***** Task input *****

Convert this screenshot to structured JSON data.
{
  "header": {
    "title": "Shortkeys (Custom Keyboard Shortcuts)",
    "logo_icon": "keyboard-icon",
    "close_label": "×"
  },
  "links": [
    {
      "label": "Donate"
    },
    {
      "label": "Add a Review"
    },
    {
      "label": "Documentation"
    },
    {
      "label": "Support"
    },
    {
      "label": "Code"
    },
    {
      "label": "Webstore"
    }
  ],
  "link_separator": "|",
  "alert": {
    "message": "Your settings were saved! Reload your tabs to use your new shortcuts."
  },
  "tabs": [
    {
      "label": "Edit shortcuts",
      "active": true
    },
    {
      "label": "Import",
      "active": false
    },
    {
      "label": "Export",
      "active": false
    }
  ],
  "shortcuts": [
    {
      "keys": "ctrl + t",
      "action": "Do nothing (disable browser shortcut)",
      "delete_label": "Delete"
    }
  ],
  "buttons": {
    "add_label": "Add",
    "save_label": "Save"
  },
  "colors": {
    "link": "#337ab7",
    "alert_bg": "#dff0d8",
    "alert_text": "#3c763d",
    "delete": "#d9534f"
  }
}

*****

Scan the listing above for the word "tabs" and copy every line that holds it.

— Output —
    "message": "Your settings were saved! Reload your tabs to use your new shortcuts."
  "tabs": [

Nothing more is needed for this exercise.